YOUR OBJECTIVE: Set out every line bearing the string "name".

Stored data
----

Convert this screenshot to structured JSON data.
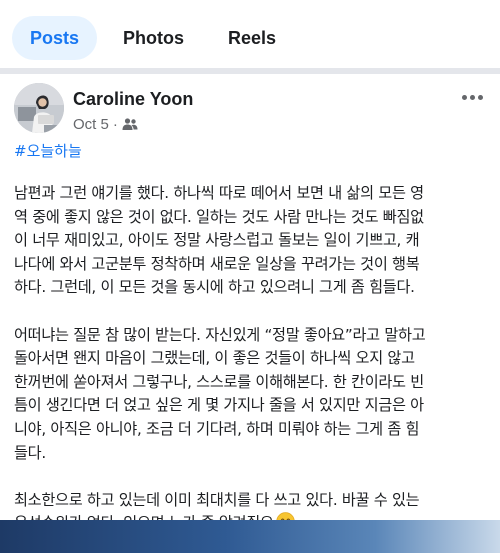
{
  "tabs": [
    {
      "label": "Posts"
    },
    {
      "label": "Photos"
    },
    {
      "label": "Reels"
    }
  ],
  "post": {
    "author": "Caroline Yoon",
    "date": "Oct 5",
    "separator": "·",
    "audience_icon": "friends-icon",
    "hashtag": "#오늘하늘",
    "paragraphs": [
      "남편과 그런 얘기를 했다. 하나씩 따로 떼어서 보면 내 삶의 모든 영\n역 중에 좋지 않은 것이 없다. 일하는 것도 사람 만나는 것도 빠짐없\n이 너무 재미있고, 아이도 정말 사랑스럽고 돌보는 일이 기쁘고, 캐\n나다에 와서 고군분투 정착하며 새로운 일상을 꾸려가는 것이 행복\n하다. 그런데, 이 모든 것을 동시에 하고 있으려니 그게 좀 힘들다.",
      "어떠냐는 질문 참 많이 받는다. 자신있게 “정말 좋아요”라고 말하고\n돌아서면 왠지 마음이 그랬는데, 이 좋은 것들이 하나씩 오지 않고\n한꺼번에 쏟아져서 그렇구나, 스스로를 이해해본다. 한 칸이라도 빈\n틈이 생긴다면 더 얹고 싶은 게 몇 가지나 줄을 서 있지만 지금은 아\n니야, 아직은 아니야, 조금 더 기다려, 하며 미뤄야 하는 그게 좀 힘\n들다.",
      "최소한으로 하고 있는데 이미 최대치를 다 쓰고 있다. 바꿀 수 있는\n우선순위가 없다. 있으면 누가 좀 알려줘요"
    ],
    "end_emoji": "tearful-smile-emoji"
  },
  "colors": {
    "accent": "#1877f2",
    "active_tab_bg": "#e7f3ff",
    "text": "#1c1e21",
    "secondary_text": "#65676b"
  }
}
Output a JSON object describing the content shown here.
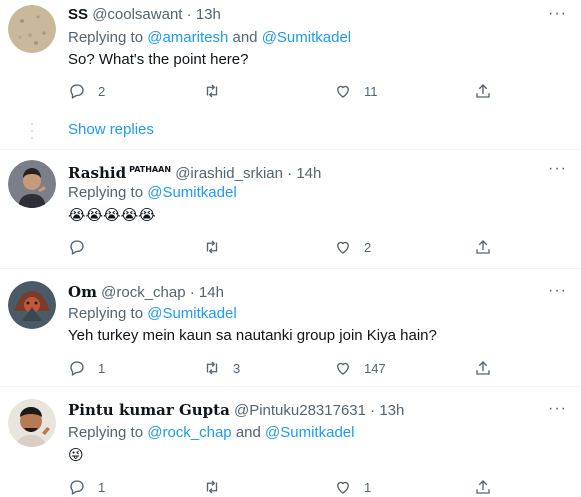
{
  "tweets": [
    {
      "name": "SS",
      "handle": "@coolsawant",
      "time": "13h",
      "replying_prefix": "Replying to",
      "mentions": [
        "@amaritesh",
        "@Sumitkadel"
      ],
      "joiner": "and",
      "text": "So? What's the point here?",
      "replies": "2",
      "retweets": "",
      "likes": "11"
    },
    {
      "name": "Rashid",
      "badge": "PATHAAN",
      "handle": "@irashid_srkian",
      "time": "14h",
      "replying_prefix": "Replying to",
      "mentions": [
        "@Sumitkadel"
      ],
      "text": "😭😭😭😭😭",
      "replies": "",
      "retweets": "",
      "likes": "2"
    },
    {
      "name": "Om",
      "handle": "@rock_chap",
      "time": "14h",
      "replying_prefix": "Replying to",
      "mentions": [
        "@Sumitkadel"
      ],
      "text": "Yeh turkey mein kaun sa nautanki group join Kiya hain?",
      "replies": "1",
      "retweets": "3",
      "likes": "147"
    },
    {
      "name": "Pintu kumar Gupta",
      "handle": "@Pintuku28317631",
      "time": "13h",
      "replying_prefix": "Replying to",
      "mentions": [
        "@rock_chap",
        "@Sumitkadel"
      ],
      "joiner": "and",
      "text": "😜",
      "replies": "1",
      "retweets": "",
      "likes": "1"
    }
  ],
  "show_replies": "Show replies",
  "separator": "·",
  "more_glyph": "···",
  "colors": {
    "link": "#1d9bf0",
    "muted": "#536471",
    "text": "#0f1419",
    "divider": "#eff3f4"
  },
  "icons": [
    "reply-icon",
    "retweet-icon",
    "like-icon",
    "share-icon",
    "more-icon"
  ]
}
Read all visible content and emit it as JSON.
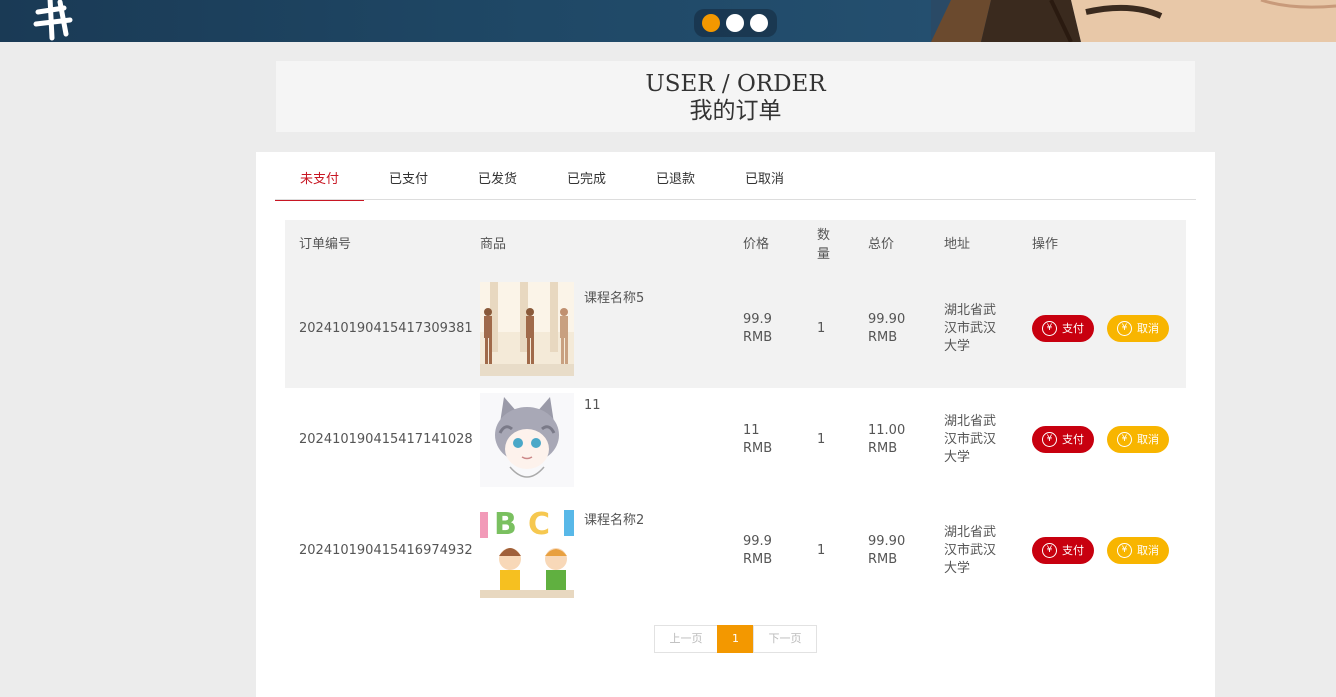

----

RESPONSE:
      "name": "SS",
      "name": "Rashid",
      "name": "Om",
      "name": "Pintu kumar Gupta",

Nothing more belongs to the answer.